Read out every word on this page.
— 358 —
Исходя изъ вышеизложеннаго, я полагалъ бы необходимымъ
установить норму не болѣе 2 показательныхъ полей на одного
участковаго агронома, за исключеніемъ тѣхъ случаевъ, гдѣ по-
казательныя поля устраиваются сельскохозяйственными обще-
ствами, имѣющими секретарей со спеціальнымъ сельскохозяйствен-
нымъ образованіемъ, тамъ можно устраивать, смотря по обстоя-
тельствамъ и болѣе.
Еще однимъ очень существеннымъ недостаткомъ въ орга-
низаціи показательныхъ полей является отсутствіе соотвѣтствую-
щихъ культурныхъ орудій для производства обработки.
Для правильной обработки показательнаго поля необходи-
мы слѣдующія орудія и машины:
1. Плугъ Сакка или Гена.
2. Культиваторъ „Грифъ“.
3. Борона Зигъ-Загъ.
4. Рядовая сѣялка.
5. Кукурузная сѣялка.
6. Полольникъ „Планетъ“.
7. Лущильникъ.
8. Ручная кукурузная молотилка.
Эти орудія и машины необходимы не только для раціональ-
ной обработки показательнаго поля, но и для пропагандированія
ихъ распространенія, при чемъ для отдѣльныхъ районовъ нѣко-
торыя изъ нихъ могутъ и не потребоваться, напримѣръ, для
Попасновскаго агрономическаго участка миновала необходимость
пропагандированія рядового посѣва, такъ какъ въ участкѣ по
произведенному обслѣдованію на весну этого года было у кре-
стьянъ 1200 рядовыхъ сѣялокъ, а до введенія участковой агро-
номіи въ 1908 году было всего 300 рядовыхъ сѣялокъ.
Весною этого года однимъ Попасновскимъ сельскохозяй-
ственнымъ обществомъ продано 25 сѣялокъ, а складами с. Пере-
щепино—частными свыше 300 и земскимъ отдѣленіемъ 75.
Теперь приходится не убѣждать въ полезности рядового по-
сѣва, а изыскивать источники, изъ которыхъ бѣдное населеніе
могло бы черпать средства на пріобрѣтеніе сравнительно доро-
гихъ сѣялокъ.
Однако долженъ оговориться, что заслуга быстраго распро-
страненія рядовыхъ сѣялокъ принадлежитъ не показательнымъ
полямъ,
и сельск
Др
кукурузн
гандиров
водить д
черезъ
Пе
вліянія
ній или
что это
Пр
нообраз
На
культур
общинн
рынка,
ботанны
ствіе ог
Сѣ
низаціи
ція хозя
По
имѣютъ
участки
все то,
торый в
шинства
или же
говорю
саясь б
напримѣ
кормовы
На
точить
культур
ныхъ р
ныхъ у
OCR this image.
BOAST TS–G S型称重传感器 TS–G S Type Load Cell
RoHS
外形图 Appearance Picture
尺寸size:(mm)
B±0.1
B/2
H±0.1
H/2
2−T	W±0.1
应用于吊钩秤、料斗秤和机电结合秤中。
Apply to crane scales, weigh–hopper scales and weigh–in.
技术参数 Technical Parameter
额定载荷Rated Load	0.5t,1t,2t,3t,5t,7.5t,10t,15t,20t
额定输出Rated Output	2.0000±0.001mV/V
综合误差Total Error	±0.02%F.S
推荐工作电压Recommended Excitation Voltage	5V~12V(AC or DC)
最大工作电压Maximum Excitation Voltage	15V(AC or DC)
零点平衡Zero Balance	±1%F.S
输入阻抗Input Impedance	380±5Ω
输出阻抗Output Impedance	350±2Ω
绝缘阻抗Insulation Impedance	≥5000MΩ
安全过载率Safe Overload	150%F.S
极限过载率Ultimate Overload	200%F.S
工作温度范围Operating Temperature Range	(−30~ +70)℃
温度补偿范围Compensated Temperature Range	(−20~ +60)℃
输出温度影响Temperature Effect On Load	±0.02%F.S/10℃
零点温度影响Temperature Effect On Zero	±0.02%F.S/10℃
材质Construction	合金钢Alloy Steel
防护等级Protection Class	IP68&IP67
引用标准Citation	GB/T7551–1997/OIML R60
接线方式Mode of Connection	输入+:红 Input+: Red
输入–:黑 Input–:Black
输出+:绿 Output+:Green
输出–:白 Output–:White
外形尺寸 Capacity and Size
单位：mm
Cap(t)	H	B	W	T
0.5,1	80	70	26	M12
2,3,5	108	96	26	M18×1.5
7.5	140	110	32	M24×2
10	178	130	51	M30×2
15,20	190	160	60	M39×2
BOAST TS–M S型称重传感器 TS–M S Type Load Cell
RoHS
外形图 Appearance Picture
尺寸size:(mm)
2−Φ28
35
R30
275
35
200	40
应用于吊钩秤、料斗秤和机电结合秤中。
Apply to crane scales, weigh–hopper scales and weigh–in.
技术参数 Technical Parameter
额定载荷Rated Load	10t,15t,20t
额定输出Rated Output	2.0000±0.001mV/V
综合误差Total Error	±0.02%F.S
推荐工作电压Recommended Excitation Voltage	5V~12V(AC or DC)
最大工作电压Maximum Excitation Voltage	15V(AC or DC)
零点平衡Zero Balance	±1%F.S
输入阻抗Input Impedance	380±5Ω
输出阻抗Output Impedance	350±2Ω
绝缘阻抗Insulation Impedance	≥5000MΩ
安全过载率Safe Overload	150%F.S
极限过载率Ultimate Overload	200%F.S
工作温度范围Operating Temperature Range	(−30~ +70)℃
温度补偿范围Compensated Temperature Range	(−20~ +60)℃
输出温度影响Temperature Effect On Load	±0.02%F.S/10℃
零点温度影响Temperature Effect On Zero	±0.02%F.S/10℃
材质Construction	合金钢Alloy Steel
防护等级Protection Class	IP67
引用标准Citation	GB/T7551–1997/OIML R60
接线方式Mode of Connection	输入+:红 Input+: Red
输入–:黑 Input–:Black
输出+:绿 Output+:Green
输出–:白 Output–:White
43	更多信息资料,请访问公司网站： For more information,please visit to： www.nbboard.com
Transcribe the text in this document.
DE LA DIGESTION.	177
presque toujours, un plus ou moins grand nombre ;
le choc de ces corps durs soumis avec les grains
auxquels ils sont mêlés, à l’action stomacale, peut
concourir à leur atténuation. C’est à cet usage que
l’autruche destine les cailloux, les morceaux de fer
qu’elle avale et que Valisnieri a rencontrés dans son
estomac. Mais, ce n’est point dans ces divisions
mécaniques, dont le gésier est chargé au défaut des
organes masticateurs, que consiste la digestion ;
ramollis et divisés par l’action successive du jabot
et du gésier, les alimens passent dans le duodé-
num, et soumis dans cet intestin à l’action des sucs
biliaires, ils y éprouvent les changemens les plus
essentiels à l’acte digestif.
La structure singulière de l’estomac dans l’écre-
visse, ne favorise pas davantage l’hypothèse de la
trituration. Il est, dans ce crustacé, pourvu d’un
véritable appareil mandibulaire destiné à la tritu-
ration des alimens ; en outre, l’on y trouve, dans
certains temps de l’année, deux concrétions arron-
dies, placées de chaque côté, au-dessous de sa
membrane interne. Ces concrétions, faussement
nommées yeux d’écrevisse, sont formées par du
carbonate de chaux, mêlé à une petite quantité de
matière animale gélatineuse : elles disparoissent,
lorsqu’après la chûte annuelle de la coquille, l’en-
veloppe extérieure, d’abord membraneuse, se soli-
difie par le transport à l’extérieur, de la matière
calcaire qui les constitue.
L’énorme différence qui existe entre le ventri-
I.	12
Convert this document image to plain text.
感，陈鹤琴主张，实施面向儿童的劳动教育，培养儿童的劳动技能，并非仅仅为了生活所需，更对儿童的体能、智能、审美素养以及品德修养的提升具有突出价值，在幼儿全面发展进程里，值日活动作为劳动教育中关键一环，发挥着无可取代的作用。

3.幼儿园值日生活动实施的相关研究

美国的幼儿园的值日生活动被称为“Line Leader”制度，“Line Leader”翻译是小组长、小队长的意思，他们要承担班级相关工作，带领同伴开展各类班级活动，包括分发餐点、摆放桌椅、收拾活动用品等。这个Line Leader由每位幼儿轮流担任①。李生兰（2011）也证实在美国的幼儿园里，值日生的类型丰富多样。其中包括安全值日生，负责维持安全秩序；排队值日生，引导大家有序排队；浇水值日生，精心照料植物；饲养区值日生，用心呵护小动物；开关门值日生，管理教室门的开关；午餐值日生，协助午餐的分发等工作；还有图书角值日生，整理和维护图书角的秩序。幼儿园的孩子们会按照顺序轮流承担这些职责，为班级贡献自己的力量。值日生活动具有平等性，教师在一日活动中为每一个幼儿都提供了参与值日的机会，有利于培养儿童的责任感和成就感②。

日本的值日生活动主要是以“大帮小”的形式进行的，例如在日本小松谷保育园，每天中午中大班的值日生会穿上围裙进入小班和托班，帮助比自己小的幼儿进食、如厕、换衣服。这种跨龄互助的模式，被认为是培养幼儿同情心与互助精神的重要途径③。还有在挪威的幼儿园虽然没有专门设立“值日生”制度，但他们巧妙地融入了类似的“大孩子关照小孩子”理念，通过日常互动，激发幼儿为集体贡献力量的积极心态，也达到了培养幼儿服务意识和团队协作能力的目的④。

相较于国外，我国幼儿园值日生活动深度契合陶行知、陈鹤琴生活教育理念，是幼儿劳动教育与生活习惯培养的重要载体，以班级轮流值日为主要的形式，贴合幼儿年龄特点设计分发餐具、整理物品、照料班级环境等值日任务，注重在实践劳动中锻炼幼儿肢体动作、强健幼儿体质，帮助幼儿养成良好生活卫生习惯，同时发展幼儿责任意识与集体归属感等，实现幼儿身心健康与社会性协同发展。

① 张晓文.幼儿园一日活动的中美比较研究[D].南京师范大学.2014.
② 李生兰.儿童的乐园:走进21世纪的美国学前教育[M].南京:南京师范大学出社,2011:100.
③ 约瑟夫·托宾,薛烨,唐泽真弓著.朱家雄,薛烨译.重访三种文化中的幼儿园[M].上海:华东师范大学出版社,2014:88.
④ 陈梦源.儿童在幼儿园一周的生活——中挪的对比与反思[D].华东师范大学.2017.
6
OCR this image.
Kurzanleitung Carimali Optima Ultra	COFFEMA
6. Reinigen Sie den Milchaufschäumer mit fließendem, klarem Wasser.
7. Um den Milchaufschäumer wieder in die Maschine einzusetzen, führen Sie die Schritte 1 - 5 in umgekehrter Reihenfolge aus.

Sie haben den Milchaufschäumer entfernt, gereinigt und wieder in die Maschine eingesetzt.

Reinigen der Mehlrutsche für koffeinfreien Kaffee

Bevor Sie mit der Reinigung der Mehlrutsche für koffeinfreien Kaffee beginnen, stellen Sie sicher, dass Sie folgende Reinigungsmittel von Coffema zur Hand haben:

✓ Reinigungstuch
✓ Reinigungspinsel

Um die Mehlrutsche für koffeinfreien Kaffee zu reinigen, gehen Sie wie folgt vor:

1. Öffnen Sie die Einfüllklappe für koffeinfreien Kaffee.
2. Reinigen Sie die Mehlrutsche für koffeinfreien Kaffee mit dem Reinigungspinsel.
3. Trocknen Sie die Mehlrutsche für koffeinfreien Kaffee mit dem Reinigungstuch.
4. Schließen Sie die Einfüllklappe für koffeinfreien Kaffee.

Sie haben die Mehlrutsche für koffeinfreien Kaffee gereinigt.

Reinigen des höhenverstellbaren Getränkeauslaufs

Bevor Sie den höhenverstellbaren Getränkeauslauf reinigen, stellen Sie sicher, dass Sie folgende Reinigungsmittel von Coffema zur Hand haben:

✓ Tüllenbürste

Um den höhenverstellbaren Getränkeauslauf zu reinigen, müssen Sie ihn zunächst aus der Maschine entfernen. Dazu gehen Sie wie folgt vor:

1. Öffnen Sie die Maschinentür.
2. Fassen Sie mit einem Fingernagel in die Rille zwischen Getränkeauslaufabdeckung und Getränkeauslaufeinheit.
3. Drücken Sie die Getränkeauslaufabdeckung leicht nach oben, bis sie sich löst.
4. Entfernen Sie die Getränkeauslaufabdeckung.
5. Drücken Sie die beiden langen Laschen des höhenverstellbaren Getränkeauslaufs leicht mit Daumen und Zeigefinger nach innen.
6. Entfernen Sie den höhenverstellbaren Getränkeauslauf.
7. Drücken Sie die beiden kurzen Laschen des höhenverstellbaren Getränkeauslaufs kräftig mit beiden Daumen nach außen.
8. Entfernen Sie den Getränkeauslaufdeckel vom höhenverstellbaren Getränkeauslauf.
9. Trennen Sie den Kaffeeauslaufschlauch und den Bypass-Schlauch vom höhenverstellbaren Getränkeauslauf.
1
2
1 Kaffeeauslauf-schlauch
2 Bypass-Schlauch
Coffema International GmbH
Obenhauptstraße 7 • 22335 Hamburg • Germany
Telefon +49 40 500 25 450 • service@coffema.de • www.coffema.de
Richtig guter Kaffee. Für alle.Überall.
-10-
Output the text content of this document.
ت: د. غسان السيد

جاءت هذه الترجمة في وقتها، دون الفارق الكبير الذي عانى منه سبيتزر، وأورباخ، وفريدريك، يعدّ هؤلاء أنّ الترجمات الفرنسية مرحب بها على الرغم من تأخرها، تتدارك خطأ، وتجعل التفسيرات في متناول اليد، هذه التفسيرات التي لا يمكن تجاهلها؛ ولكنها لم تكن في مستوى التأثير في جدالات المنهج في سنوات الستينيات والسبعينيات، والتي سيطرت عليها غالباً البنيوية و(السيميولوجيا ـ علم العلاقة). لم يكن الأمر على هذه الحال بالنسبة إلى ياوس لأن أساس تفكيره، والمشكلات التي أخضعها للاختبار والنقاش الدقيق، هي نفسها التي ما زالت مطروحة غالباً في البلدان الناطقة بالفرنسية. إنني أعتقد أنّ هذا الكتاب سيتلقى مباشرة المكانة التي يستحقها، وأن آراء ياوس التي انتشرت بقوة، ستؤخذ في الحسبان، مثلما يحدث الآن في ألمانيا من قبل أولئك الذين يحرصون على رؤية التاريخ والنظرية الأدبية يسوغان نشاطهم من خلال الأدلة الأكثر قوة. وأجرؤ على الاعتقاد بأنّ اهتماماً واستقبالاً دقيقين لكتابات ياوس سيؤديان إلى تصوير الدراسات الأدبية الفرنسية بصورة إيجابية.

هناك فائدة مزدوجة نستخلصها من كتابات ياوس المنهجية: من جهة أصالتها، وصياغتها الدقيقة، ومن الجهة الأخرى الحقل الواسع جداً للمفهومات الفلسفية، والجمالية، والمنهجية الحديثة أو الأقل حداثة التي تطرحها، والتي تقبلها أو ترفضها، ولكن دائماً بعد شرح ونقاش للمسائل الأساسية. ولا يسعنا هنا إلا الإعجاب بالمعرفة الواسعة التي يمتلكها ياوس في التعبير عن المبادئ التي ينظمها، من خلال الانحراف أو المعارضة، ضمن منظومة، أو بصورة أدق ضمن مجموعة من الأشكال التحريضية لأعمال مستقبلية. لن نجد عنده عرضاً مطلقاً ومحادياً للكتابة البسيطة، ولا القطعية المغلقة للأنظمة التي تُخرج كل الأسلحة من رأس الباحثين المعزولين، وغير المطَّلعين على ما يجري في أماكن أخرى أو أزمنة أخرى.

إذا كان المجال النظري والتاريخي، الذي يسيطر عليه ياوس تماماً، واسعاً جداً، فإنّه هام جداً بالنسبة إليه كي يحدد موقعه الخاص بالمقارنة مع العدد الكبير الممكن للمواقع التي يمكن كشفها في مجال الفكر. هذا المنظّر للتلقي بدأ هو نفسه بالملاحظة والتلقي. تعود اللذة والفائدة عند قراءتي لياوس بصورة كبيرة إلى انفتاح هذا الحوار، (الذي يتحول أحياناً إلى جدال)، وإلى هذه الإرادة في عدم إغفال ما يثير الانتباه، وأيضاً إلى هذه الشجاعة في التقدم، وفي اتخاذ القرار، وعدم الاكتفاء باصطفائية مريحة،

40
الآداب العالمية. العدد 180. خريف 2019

• Problem
In the listing, find every line with the word "sicher" and state how many there are, nothing more.

• Answer in full
2